§ EXERCISE
Which lines below hold the word "name"? Copy all of them.

§ EXTRACTED INFORMATION
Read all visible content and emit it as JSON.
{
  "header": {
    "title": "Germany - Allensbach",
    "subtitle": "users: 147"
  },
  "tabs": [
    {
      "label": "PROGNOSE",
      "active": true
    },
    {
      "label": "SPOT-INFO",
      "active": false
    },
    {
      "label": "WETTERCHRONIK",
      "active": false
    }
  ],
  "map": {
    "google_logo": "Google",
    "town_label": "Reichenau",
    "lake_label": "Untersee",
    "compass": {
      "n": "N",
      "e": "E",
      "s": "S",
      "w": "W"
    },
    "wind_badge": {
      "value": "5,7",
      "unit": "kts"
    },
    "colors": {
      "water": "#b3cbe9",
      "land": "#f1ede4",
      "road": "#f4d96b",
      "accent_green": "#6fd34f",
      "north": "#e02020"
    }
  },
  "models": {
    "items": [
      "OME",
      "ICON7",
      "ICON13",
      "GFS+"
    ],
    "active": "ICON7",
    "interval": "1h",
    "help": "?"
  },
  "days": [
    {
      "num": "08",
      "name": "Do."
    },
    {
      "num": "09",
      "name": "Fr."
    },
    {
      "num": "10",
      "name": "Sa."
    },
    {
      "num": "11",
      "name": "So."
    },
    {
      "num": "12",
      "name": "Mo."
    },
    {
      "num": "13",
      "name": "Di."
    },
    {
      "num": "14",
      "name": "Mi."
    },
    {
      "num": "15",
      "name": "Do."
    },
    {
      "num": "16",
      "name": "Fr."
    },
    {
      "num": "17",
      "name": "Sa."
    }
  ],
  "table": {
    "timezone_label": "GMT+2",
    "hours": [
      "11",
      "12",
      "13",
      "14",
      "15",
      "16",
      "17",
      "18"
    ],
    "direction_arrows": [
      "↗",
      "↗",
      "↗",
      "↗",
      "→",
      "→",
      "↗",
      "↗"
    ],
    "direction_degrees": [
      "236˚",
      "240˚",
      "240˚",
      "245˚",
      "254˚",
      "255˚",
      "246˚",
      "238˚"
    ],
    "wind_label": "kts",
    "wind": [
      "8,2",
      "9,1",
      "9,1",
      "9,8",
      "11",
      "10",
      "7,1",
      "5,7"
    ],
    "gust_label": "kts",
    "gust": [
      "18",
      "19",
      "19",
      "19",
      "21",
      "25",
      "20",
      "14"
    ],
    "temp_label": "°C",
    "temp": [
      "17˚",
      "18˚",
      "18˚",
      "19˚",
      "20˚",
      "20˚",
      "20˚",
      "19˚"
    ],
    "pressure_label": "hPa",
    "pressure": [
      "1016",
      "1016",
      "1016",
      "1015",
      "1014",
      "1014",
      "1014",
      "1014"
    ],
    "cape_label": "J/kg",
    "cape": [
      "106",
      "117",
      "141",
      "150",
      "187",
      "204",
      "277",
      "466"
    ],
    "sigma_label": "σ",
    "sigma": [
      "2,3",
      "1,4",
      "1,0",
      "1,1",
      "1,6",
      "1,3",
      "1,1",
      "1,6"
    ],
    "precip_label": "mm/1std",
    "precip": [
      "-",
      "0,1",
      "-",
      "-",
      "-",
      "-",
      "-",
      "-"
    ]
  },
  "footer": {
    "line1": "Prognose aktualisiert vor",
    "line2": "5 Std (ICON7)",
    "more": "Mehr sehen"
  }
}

§ RESPONSE FOR THIS EXERCISE
      "name": "Do."
      "name": "Fr."
      "name": "Sa."
      "name": "So."
      "name": "Mo."
      "name": "Di."
      "name": "Mi."
      "name": "Do."
      "name": "Fr."
      "name": "Sa."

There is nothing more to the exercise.